# Entries:
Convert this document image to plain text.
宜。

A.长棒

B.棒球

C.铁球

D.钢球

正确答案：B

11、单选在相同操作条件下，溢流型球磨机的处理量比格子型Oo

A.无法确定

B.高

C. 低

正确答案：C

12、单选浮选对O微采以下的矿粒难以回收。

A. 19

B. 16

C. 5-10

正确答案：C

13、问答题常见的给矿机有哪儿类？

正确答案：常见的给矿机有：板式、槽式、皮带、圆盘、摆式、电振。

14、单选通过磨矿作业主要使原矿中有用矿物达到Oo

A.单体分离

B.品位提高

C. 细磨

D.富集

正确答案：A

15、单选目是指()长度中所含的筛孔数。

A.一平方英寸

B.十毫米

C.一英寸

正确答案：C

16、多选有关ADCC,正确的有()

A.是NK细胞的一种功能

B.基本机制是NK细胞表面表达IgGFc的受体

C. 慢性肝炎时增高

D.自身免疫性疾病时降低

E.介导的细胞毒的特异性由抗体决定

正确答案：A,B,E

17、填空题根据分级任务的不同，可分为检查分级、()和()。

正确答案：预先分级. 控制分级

# Task statement:
Repeat the entries above exactly, leaving nothing out.

# Reply:
Convert this document image to plain text.
宜。

A.长棒

B.棒球

C.铁球

D.钢球

正确答案：B

11、单选在相同操作条件下，溢流型球磨机的处理量比格子型Oo

A.无法确定

B.高

C. 低

正确答案：C

12、单选浮选对O微采以下的矿粒难以回收。

A. 19

B. 16

C. 5-10

正确答案：C

13、问答题常见的给矿机有哪儿类？

正确答案：常见的给矿机有：板式、槽式、皮带、圆盘、摆式、电振。

14、单选通过磨矿作业主要使原矿中有用矿物达到Oo

A.单体分离

B.品位提高

C. 细磨

D.富集

正确答案：A

15、单选目是指()长度中所含的筛孔数。

A.一平方英寸

B.十毫米

C.一英寸

正确答案：C

16、多选有关ADCC,正确的有()

A.是NK细胞的一种功能

B.基本机制是NK细胞表面表达IgGFc的受体

C. 慢性肝炎时增高

D.自身免疫性疾病时降低

E.介导的细胞毒的特异性由抗体决定

正确答案：A,B,E

17、填空题根据分级任务的不同，可分为检查分级、()和()。

正确答案：预先分级. 控制分级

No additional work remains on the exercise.